▸ **CHALLENGE**: Output the lines that follow exactly as they are.

▸ **DATASET ENTRIES**:
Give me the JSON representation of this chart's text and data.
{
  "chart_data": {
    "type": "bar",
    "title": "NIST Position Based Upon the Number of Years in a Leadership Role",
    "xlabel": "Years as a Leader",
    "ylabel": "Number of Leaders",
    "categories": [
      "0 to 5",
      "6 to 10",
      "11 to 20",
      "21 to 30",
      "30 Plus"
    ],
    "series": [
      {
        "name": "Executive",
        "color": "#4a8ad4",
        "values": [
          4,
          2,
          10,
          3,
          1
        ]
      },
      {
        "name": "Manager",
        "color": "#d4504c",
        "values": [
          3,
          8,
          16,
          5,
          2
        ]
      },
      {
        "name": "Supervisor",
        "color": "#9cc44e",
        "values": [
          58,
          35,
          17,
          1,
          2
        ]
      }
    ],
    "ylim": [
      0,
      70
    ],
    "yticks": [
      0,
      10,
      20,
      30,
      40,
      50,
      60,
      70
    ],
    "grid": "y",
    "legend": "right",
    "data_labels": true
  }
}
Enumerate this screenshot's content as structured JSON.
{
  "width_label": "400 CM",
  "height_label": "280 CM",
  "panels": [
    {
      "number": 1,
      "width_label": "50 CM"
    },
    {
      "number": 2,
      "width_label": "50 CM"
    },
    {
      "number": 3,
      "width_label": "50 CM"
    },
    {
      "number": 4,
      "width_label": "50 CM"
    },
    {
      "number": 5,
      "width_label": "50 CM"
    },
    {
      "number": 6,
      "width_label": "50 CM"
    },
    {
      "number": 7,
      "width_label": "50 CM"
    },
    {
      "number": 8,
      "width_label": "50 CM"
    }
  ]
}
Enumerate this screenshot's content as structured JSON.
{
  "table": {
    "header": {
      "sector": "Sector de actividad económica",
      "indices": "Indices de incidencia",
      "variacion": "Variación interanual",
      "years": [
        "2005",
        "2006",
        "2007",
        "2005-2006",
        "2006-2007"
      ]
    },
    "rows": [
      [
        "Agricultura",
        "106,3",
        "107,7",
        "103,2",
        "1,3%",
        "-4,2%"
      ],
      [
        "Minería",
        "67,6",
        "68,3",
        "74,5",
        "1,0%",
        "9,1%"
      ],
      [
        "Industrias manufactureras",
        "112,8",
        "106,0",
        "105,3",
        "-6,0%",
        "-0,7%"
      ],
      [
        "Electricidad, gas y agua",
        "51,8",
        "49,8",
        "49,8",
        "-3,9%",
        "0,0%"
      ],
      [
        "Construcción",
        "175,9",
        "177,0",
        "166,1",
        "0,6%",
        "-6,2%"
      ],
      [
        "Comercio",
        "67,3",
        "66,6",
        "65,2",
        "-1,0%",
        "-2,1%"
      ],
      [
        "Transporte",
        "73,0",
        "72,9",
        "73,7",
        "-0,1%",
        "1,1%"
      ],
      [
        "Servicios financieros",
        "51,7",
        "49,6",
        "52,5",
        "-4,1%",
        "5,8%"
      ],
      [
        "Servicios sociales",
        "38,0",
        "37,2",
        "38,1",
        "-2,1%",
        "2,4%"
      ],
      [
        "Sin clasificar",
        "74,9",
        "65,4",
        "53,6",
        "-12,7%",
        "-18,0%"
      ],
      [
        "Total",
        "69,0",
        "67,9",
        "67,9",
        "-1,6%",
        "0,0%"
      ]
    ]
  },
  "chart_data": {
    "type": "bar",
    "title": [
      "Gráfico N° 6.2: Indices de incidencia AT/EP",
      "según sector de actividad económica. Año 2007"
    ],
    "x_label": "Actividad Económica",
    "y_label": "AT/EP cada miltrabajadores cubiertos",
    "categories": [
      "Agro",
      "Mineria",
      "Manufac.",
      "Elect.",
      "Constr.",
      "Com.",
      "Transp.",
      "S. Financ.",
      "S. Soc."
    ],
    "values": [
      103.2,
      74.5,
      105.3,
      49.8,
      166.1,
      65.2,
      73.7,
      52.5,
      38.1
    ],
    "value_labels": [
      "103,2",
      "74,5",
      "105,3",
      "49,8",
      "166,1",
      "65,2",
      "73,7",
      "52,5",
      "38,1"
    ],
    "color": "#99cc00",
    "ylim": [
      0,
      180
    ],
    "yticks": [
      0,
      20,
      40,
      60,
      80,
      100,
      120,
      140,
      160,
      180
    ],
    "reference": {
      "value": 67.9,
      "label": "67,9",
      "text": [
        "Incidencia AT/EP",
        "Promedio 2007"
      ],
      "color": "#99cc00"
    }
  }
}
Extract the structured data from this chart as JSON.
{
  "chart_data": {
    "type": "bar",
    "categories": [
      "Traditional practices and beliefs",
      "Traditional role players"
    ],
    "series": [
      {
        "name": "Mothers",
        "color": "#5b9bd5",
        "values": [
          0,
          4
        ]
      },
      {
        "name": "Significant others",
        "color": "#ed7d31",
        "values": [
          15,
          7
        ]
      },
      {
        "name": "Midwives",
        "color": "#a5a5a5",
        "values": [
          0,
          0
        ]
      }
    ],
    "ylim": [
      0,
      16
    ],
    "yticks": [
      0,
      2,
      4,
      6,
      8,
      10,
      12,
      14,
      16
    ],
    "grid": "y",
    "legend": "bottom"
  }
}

▸ **REPLY TO THE EXERCISE**:
Give me the JSON representation of this chart's text and data.
{
  "chart_data": {
    "type": "bar",
    "title": "NIST Position Based Upon the Number of Years in a Leadership Role",
    "xlabel": "Years as a Leader",
    "ylabel": "Number of Leaders",
    "categories": [
      "0 to 5",
      "6 to 10",
      "11 to 20",
      "21 to 30",
      "30 Plus"
    ],
    "series": [
      {
        "name": "Executive",
        "color": "#4a8ad4",
        "values": [
          4,
          2,
          10,
          3,
          1
        ]
      },
      {
        "name": "Manager",
        "color": "#d4504c",
        "values": [
          3,
          8,
          16,
          5,
          2
        ]
      },
      {
        "name": "Supervisor",
        "color": "#9cc44e",
        "values": [
          58,
          35,
          17,
          1,
          2
        ]
      }
    ],
    "ylim": [
      0,
      70
    ],
    "yticks": [
      0,
      10,
      20,
      30,
      40,
      50,
      60,
      70
    ],
    "grid": "y",
    "legend": "right",
    "data_labels": true
  }
}
Enumerate this screenshot's content as structured JSON.
{
  "width_label": "400 CM",
  "height_label": "280 CM",
  "panels": [
    {
      "number": 1,
      "width_label": "50 CM"
    },
    {
      "number": 2,
      "width_label": "50 CM"
    },
    {
      "number": 3,
      "width_label": "50 CM"
    },
    {
      "number": 4,
      "width_label": "50 CM"
    },
    {
      "number": 5,
      "width_label": "50 CM"
    },
    {
      "number": 6,
      "width_label": "50 CM"
    },
    {
      "number": 7,
      "width_label": "50 CM"
    },
    {
      "number": 8,
      "width_label": "50 CM"
    }
  ]
}
Enumerate this screenshot's content as structured JSON.
{
  "table": {
    "header": {
      "sector": "Sector de actividad económica",
      "indices": "Indices de incidencia",
      "variacion": "Variación interanual",
      "years": [
        "2005",
        "2006",
        "2007",
        "2005-2006",
        "2006-2007"
      ]
    },
    "rows": [
      [
        "Agricultura",
        "106,3",
        "107,7",
        "103,2",
        "1,3%",
        "-4,2%"
      ],
      [
        "Minería",
        "67,6",
        "68,3",
        "74,5",
        "1,0%",
        "9,1%"
      ],
      [
        "Industrias manufactureras",
        "112,8",
        "106,0",
        "105,3",
        "-6,0%",
        "-0,7%"
      ],
      [
        "Electricidad, gas y agua",
        "51,8",
        "49,8",
        "49,8",
        "-3,9%",
        "0,0%"
      ],
      [
        "Construcción",
        "175,9",
        "177,0",
        "166,1",
        "0,6%",
        "-6,2%"
      ],
      [
        "Comercio",
        "67,3",
        "66,6",
        "65,2",
        "-1,0%",
        "-2,1%"
      ],
      [
        "Transporte",
        "73,0",
        "72,9",
        "73,7",
        "-0,1%",
        "1,1%"
      ],
      [
        "Servicios financieros",
        "51,7",
        "49,6",
        "52,5",
        "-4,1%",
        "5,8%"
      ],
      [
        "Servicios sociales",
        "38,0",
        "37,2",
        "38,1",
        "-2,1%",
        "2,4%"
      ],
      [
        "Sin clasificar",
        "74,9",
        "65,4",
        "53,6",
        "-12,7%",
        "-18,0%"
      ],
      [
        "Total",
        "69,0",
        "67,9",
        "67,9",
        "-1,6%",
        "0,0%"
      ]
    ]
  },
  "chart_data": {
    "type": "bar",
    "title": [
      "Gráfico N° 6.2: Indices de incidencia AT/EP",
      "según sector de actividad económica. Año 2007"
    ],
    "x_label": "Actividad Económica",
    "y_label": "AT/EP cada miltrabajadores cubiertos",
    "categories": [
      "Agro",
      "Mineria",
      "Manufac.",
      "Elect.",
      "Constr.",
      "Com.",
      "Transp.",
      "S. Financ.",
      "S. Soc."
    ],
    "values": [
      103.2,
      74.5,
      105.3,
      49.8,
      166.1,
      65.2,
      73.7,
      52.5,
      38.1
    ],
    "value_labels": [
      "103,2",
      "74,5",
      "105,3",
      "49,8",
      "166,1",
      "65,2",
      "73,7",
      "52,5",
      "38,1"
    ],
    "color": "#99cc00",
    "ylim": [
      0,
      180
    ],
    "yticks": [
      0,
      20,
      40,
      60,
      80,
      100,
      120,
      140,
      160,
      180
    ],
    "reference": {
      "value": 67.9,
      "label": "67,9",
      "text": [
        "Incidencia AT/EP",
        "Promedio 2007"
      ],
      "color": "#99cc00"
    }
  }
}
Extract the structured data from this chart as JSON.
{
  "chart_data": {
    "type": "bar",
    "categories": [
      "Traditional practices and beliefs",
      "Traditional role players"
    ],
    "series": [
      {
        "name": "Mothers",
        "color": "#5b9bd5",
        "values": [
          0,
          4
        ]
      },
      {
        "name": "Significant others",
        "color": "#ed7d31",
        "values": [
          15,
          7
        ]
      },
      {
        "name": "Midwives",
        "color": "#a5a5a5",
        "values": [
          0,
          0
        ]
      }
    ],
    "ylim": [
      0,
      16
    ],
    "yticks": [
      0,
      2,
      4,
      6,
      8,
      10,
      12,
      14,
      16
    ],
    "grid": "y",
    "legend": "bottom"
  }
}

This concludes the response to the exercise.